• What the task requires:
Reproduce the passage on memorization between "I've always been" and "the halftime show.", inclusive.
=== Passage ===
On memorization: The Chinese pianist Liu Chi Kung was imprisoned by the
Maoists for 7 years after the "cultural revolution." During his imprisonment
he had no access to a piano but, since the guards held him is some regard,
was granted a cell with a window. After his release he, like so many of
China's intelligentsia, departed for Taiwan and after only about a month
played a concert with the symphony there. When asked how he accomplished
such a feat, considering the lack of practice for 7 years, he replied that
he had actually practiced daily. During meditation periods he would pull his
chair up to the windowsill and close his eyes, imagining the keyboard before
him. He would then "play" his entire memorized repertoire on the windowsill,
hearing the notes in the ear of his mind. That constant visualization and
reinforcement of the intellectual and muscle memory allowed him to get into
performance shape in record time.

I've always been a good memorizer and a poor sight reader (one probably
affecting the other) and in high school band always had all the parts
memorized in short order. In Texas, if you're in the band, you play at
football games (a pervert in Texas is defined as someone who likes sex
better than football) and one must march with the band at the halftime show.
I remember many poor fellows marching around reading the little sheet music
on a lyre before their eyes, sometimes smashing into each other in the
process.
=== Source data ===
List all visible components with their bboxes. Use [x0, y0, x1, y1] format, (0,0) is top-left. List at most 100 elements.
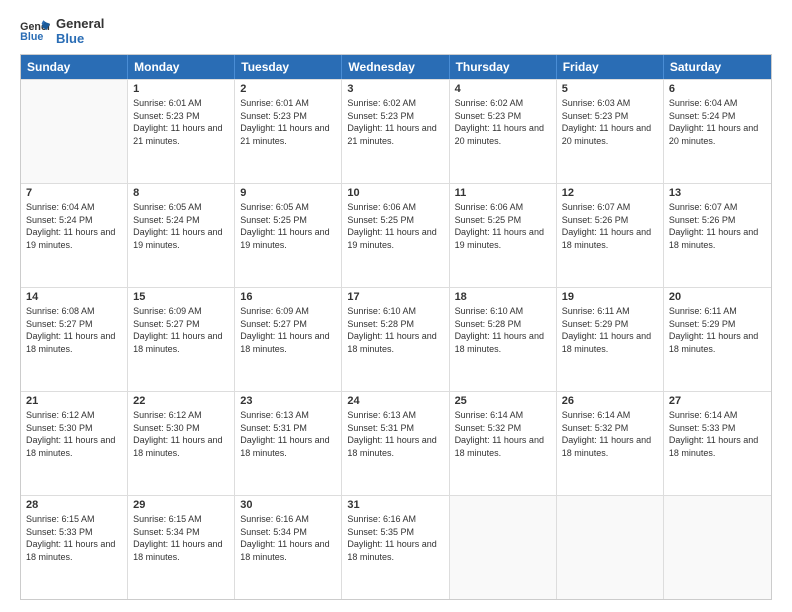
===
• Exercise response:
I've always been a good memorizer and a poor sight reader (one probably
affecting the other) and in high school band always had all the parts
memorized in short order. In Texas, if you're in the band, you play at
football games (a pervert in Texas is defined as someone who likes sex
better than football) and one must march with the band at the halftime show.